# STATED PROBLEM
Every record below should be transcribed exactly. Omit the images.

# MATERIAL FOR THIS TASK
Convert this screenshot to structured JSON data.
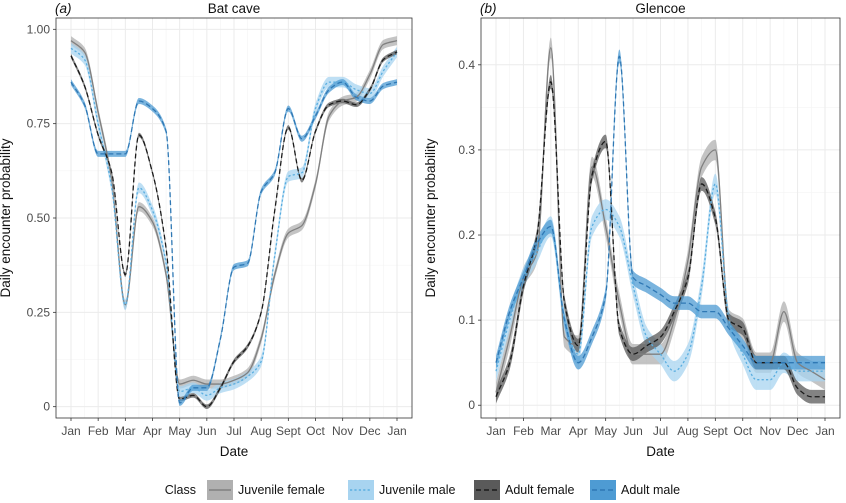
{
  "legend": {
    "title": "Class",
    "entries": [
      {
        "label": "Juvenile female",
        "color": "#808080",
        "fill": "#b0b0b0",
        "dash": "solid"
      },
      {
        "label": "Juvenile male",
        "color": "#5aaee0",
        "fill": "#a8d4f0",
        "dash": "dotted"
      },
      {
        "label": "Adult female",
        "color": "#1a1a1a",
        "fill": "#5a5a5a",
        "dash": "dashed"
      },
      {
        "label": "Adult male",
        "color": "#2f78b4",
        "fill": "#4e9bd3",
        "dash": "dashed"
      }
    ]
  },
  "chart_data": [
    {
      "type": "line",
      "tag": "(a)",
      "title": "Bat cave",
      "xlabel": "Date",
      "ylabel": "Daily encounter probability",
      "x_ticks": [
        "Jan",
        "Feb",
        "Mar",
        "Apr",
        "May",
        "Jun",
        "Jul",
        "Aug",
        "Sept",
        "Oct",
        "Nov",
        "Dec",
        "Jan"
      ],
      "y_ticks": [
        "0",
        "0.25",
        "0.50",
        "0.75",
        "1.00"
      ],
      "ylim": [
        -0.03,
        1.03
      ],
      "x": [
        0,
        0.5,
        1,
        1.5,
        2,
        2.5,
        3,
        3.5,
        4,
        4.5,
        5,
        5.5,
        6,
        6.5,
        7,
        7.5,
        8,
        8.5,
        9,
        9.5,
        10,
        10.5,
        11,
        11.5,
        12
      ],
      "series": [
        {
          "name": "Juvenile female",
          "band": 0.012,
          "values": [
            0.97,
            0.94,
            0.78,
            0.6,
            0.27,
            0.53,
            0.49,
            0.35,
            0.06,
            0.07,
            0.06,
            0.06,
            0.07,
            0.09,
            0.18,
            0.35,
            0.46,
            0.48,
            0.59,
            0.77,
            0.81,
            0.82,
            0.88,
            0.96,
            0.97
          ]
        },
        {
          "name": "Juvenile male",
          "band": 0.014,
          "values": [
            0.95,
            0.92,
            0.75,
            0.58,
            0.27,
            0.58,
            0.52,
            0.38,
            0.04,
            0.05,
            0.03,
            0.05,
            0.06,
            0.08,
            0.12,
            0.4,
            0.61,
            0.62,
            0.79,
            0.86,
            0.86,
            0.84,
            0.83,
            0.89,
            0.94
          ]
        },
        {
          "name": "Adult female",
          "band": 0.006,
          "values": [
            0.93,
            0.85,
            0.72,
            0.62,
            0.35,
            0.72,
            0.62,
            0.42,
            0.02,
            0.03,
            0.0,
            0.05,
            0.12,
            0.16,
            0.25,
            0.52,
            0.74,
            0.6,
            0.73,
            0.8,
            0.81,
            0.8,
            0.84,
            0.92,
            0.94
          ]
        },
        {
          "name": "Adult male",
          "band": 0.008,
          "values": [
            0.86,
            0.8,
            0.67,
            0.67,
            0.67,
            0.81,
            0.79,
            0.73,
            0.01,
            0.05,
            0.05,
            0.18,
            0.37,
            0.38,
            0.57,
            0.62,
            0.79,
            0.71,
            0.77,
            0.84,
            0.86,
            0.82,
            0.81,
            0.85,
            0.86
          ]
        }
      ]
    },
    {
      "type": "line",
      "tag": "(b)",
      "title": "Glencoe",
      "xlabel": "Date",
      "ylabel": "Daily encounter probability",
      "x_ticks": [
        "Jan",
        "Feb",
        "Mar",
        "Apr",
        "May",
        "Jun",
        "Jul",
        "Aug",
        "Sept",
        "Oct",
        "Nov",
        "Dec",
        "Jan"
      ],
      "y_ticks": [
        "0",
        "0.1",
        "0.2",
        "0.3",
        "0.4"
      ],
      "ylim": [
        -0.015,
        0.455
      ],
      "x": [
        0,
        0.5,
        1,
        1.5,
        2,
        2.5,
        3,
        3.5,
        4,
        4.5,
        5,
        5.5,
        6,
        6.5,
        7,
        7.5,
        8,
        8.5,
        9,
        9.5,
        10,
        10.5,
        11,
        11.5,
        12
      ],
      "series": [
        {
          "name": "Juvenile female",
          "band": 0.012,
          "values": [
            0.015,
            0.08,
            0.15,
            0.18,
            0.42,
            0.08,
            0.07,
            0.28,
            0.21,
            0.12,
            0.06,
            0.06,
            0.06,
            0.1,
            0.17,
            0.28,
            0.3,
            0.1,
            0.09,
            0.05,
            0.05,
            0.11,
            0.05,
            0.04,
            0.03
          ]
        },
        {
          "name": "Juvenile male",
          "band": 0.012,
          "values": [
            0.04,
            0.1,
            0.15,
            0.18,
            0.21,
            0.1,
            0.06,
            0.21,
            0.23,
            0.21,
            0.14,
            0.08,
            0.06,
            0.04,
            0.06,
            0.14,
            0.26,
            0.1,
            0.06,
            0.03,
            0.03,
            0.05,
            0.04,
            0.04,
            0.04
          ]
        },
        {
          "name": "Adult female",
          "band": 0.008,
          "values": [
            0.01,
            0.05,
            0.14,
            0.2,
            0.38,
            0.12,
            0.07,
            0.27,
            0.31,
            0.09,
            0.06,
            0.07,
            0.08,
            0.11,
            0.15,
            0.26,
            0.22,
            0.1,
            0.09,
            0.05,
            0.05,
            0.05,
            0.02,
            0.01,
            0.01
          ]
        },
        {
          "name": "Adult male",
          "band": 0.008,
          "values": [
            0.05,
            0.11,
            0.15,
            0.19,
            0.21,
            0.1,
            0.05,
            0.08,
            0.13,
            0.41,
            0.15,
            0.14,
            0.13,
            0.12,
            0.12,
            0.11,
            0.11,
            0.09,
            0.07,
            0.05,
            0.05,
            0.05,
            0.05,
            0.05,
            0.05
          ]
        }
      ]
    }
  ]
}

# EXERCISE ANSWER
Convert this screenshot to structured JSON data.
{
  "legend": {
    "title": "Class",
    "entries": [
      {
        "label": "Juvenile female",
        "color": "#808080",
        "fill": "#b0b0b0",
        "dash": "solid"
      },
      {
        "label": "Juvenile male",
        "color": "#5aaee0",
        "fill": "#a8d4f0",
        "dash": "dotted"
      },
      {
        "label": "Adult female",
        "color": "#1a1a1a",
        "fill": "#5a5a5a",
        "dash": "dashed"
      },
      {
        "label": "Adult male",
        "color": "#2f78b4",
        "fill": "#4e9bd3",
        "dash": "dashed"
      }
    ]
  },
  "chart_data": [
    {
      "type": "line",
      "tag": "(a)",
      "title": "Bat cave",
      "xlabel": "Date",
      "ylabel": "Daily encounter probability",
      "x_ticks": [
        "Jan",
        "Feb",
        "Mar",
        "Apr",
        "May",
        "Jun",
        "Jul",
        "Aug",
        "Sept",
        "Oct",
        "Nov",
        "Dec",
        "Jan"
      ],
      "y_ticks": [
        "0",
        "0.25",
        "0.50",
        "0.75",
        "1.00"
      ],
      "ylim": [
        -0.03,
        1.03
      ],
      "x": [
        0,
        0.5,
        1,
        1.5,
        2,
        2.5,
        3,
        3.5,
        4,
        4.5,
        5,
        5.5,
        6,
        6.5,
        7,
        7.5,
        8,
        8.5,
        9,
        9.5,
        10,
        10.5,
        11,
        11.5,
        12
      ],
      "series": [
        {
          "name": "Juvenile female",
          "band": 0.012,
          "values": [
            0.97,
            0.94,
            0.78,
            0.6,
            0.27,
            0.53,
            0.49,
            0.35,
            0.06,
            0.07,
            0.06,
            0.06,
            0.07,
            0.09,
            0.18,
            0.35,
            0.46,
            0.48,
            0.59,
            0.77,
            0.81,
            0.82,
            0.88,
            0.96,
            0.97
          ]
        },
        {
          "name": "Juvenile male",
          "band": 0.014,
          "values": [
            0.95,
            0.92,
            0.75,
            0.58,
            0.27,
            0.58,
            0.52,
            0.38,
            0.04,
            0.05,
            0.03,
            0.05,
            0.06,
            0.08,
            0.12,
            0.4,
            0.61,
            0.62,
            0.79,
            0.86,
            0.86,
            0.84,
            0.83,
            0.89,
            0.94
          ]
        },
        {
          "name": "Adult female",
          "band": 0.006,
          "values": [
            0.93,
            0.85,
            0.72,
            0.62,
            0.35,
            0.72,
            0.62,
            0.42,
            0.02,
            0.03,
            0.0,
            0.05,
            0.12,
            0.16,
            0.25,
            0.52,
            0.74,
            0.6,
            0.73,
            0.8,
            0.81,
            0.8,
            0.84,
            0.92,
            0.94
          ]
        },
        {
          "name": "Adult male",
          "band": 0.008,
          "values": [
            0.86,
            0.8,
            0.67,
            0.67,
            0.67,
            0.81,
            0.79,
            0.73,
            0.01,
            0.05,
            0.05,
            0.18,
            0.37,
            0.38,
            0.57,
            0.62,
            0.79,
            0.71,
            0.77,
            0.84,
            0.86,
            0.82,
            0.81,
            0.85,
            0.86
          ]
        }
      ]
    },
    {
      "type": "line",
      "tag": "(b)",
      "title": "Glencoe",
      "xlabel": "Date",
      "ylabel": "Daily encounter probability",
      "x_ticks": [
        "Jan",
        "Feb",
        "Mar",
        "Apr",
        "May",
        "Jun",
        "Jul",
        "Aug",
        "Sept",
        "Oct",
        "Nov",
        "Dec",
        "Jan"
      ],
      "y_ticks": [
        "0",
        "0.1",
        "0.2",
        "0.3",
        "0.4"
      ],
      "ylim": [
        -0.015,
        0.455
      ],
      "x": [
        0,
        0.5,
        1,
        1.5,
        2,
        2.5,
        3,
        3.5,
        4,
        4.5,
        5,
        5.5,
        6,
        6.5,
        7,
        7.5,
        8,
        8.5,
        9,
        9.5,
        10,
        10.5,
        11,
        11.5,
        12
      ],
      "series": [
        {
          "name": "Juvenile female",
          "band": 0.012,
          "values": [
            0.015,
            0.08,
            0.15,
            0.18,
            0.42,
            0.08,
            0.07,
            0.28,
            0.21,
            0.12,
            0.06,
            0.06,
            0.06,
            0.1,
            0.17,
            0.28,
            0.3,
            0.1,
            0.09,
            0.05,
            0.05,
            0.11,
            0.05,
            0.04,
            0.03
          ]
        },
        {
          "name": "Juvenile male",
          "band": 0.012,
          "values": [
            0.04,
            0.1,
            0.15,
            0.18,
            0.21,
            0.1,
            0.06,
            0.21,
            0.23,
            0.21,
            0.14,
            0.08,
            0.06,
            0.04,
            0.06,
            0.14,
            0.26,
            0.1,
            0.06,
            0.03,
            0.03,
            0.05,
            0.04,
            0.04,
            0.04
          ]
        },
        {
          "name": "Adult female",
          "band": 0.008,
          "values": [
            0.01,
            0.05,
            0.14,
            0.2,
            0.38,
            0.12,
            0.07,
            0.27,
            0.31,
            0.09,
            0.06,
            0.07,
            0.08,
            0.11,
            0.15,
            0.26,
            0.22,
            0.1,
            0.09,
            0.05,
            0.05,
            0.05,
            0.02,
            0.01,
            0.01
          ]
        },
        {
          "name": "Adult male",
          "band": 0.008,
          "values": [
            0.05,
            0.11,
            0.15,
            0.19,
            0.21,
            0.1,
            0.05,
            0.08,
            0.13,
            0.41,
            0.15,
            0.14,
            0.13,
            0.12,
            0.12,
            0.11,
            0.11,
            0.09,
            0.07,
            0.05,
            0.05,
            0.05,
            0.05,
            0.05,
            0.05
          ]
        }
      ]
    }
  ]
}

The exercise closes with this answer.